**Given problem**
Work through the material below line by line and say how many lines include the word "إدارة". Only the number, please.
○ ○ ○
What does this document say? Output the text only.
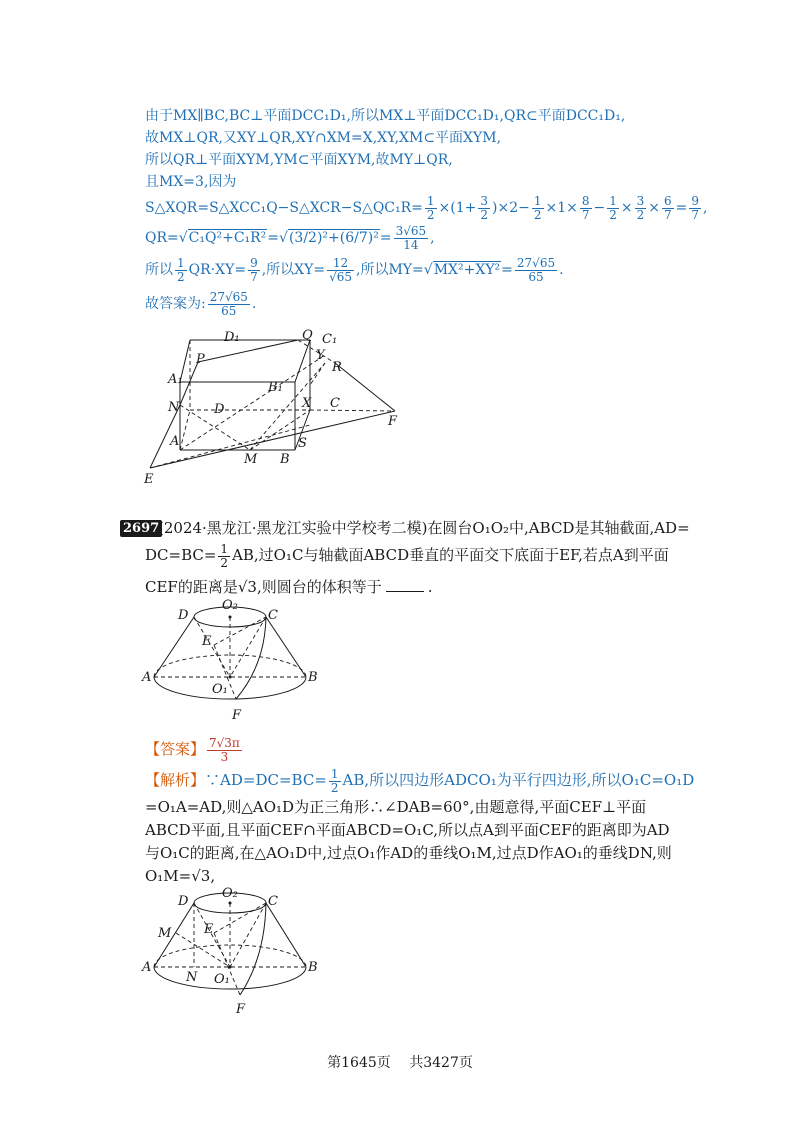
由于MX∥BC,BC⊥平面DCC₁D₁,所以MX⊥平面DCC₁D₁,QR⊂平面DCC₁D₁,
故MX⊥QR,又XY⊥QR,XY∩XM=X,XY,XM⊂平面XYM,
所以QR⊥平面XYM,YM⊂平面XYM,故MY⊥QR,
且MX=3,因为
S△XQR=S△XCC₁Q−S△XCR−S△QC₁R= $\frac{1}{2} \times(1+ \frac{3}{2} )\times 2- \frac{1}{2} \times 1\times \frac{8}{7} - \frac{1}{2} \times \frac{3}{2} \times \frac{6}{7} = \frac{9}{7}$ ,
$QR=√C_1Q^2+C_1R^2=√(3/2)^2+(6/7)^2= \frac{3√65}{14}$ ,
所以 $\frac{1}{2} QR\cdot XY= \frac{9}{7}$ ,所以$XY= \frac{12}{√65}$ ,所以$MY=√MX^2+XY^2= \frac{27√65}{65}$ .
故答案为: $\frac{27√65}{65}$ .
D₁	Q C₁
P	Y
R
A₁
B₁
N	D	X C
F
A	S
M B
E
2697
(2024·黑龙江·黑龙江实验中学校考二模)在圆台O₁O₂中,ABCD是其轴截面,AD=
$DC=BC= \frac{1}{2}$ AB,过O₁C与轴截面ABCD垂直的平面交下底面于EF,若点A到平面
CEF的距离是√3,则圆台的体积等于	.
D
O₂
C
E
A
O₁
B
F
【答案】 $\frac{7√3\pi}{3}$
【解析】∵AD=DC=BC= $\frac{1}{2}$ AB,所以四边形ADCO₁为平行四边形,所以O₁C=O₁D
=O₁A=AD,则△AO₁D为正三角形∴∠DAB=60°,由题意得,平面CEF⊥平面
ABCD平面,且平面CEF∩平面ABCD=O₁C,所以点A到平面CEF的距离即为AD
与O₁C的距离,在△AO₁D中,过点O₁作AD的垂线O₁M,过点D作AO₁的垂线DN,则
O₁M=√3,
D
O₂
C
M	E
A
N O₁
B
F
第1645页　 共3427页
○ ○ ○
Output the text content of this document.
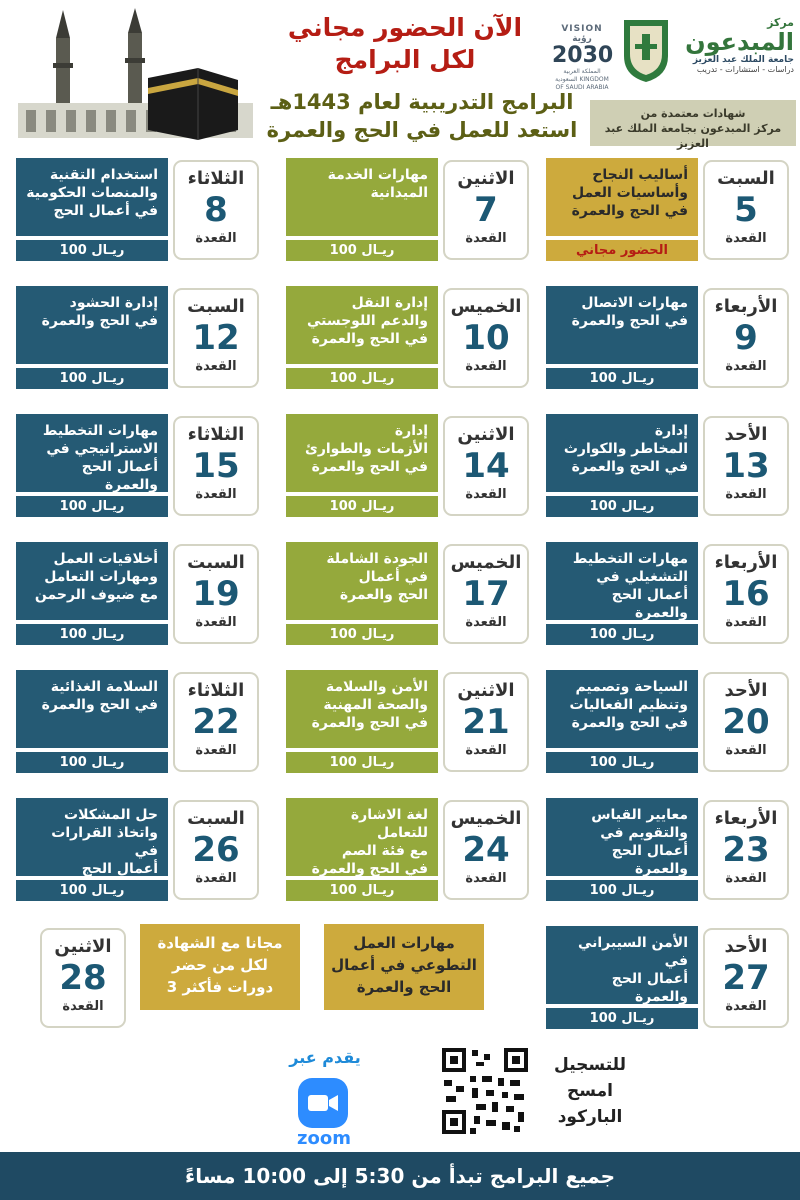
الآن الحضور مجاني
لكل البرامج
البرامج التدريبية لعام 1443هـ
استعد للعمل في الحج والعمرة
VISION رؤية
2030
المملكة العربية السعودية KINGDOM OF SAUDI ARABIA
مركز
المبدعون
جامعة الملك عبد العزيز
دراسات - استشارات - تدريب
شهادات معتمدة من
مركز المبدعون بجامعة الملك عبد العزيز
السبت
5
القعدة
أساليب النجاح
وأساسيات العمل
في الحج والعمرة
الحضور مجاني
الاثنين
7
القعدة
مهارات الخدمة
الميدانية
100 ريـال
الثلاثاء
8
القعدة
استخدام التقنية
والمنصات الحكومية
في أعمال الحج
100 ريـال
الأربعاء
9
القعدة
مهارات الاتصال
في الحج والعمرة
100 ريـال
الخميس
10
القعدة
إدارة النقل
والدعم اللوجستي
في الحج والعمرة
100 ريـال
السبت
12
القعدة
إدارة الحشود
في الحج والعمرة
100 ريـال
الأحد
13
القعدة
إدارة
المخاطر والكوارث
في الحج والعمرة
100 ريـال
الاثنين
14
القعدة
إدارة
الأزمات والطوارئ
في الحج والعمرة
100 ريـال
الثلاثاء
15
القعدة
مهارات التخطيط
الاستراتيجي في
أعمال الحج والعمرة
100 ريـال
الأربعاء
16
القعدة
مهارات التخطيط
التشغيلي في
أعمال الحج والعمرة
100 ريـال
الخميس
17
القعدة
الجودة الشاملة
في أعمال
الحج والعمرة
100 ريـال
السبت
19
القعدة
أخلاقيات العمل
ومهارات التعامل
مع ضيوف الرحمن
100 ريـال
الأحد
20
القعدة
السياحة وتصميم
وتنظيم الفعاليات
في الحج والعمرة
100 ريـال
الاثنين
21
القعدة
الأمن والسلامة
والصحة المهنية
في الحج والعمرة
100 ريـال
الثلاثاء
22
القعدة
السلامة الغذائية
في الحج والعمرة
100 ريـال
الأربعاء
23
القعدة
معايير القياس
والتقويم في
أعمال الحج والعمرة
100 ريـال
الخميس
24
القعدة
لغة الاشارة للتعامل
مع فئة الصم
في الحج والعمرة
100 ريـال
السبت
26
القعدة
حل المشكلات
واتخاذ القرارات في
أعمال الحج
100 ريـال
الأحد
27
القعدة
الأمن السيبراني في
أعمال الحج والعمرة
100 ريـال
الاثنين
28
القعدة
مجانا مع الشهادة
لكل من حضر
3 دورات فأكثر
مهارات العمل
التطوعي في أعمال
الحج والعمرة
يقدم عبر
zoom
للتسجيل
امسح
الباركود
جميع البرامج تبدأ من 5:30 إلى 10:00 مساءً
○ ○ ○
**Solution**
4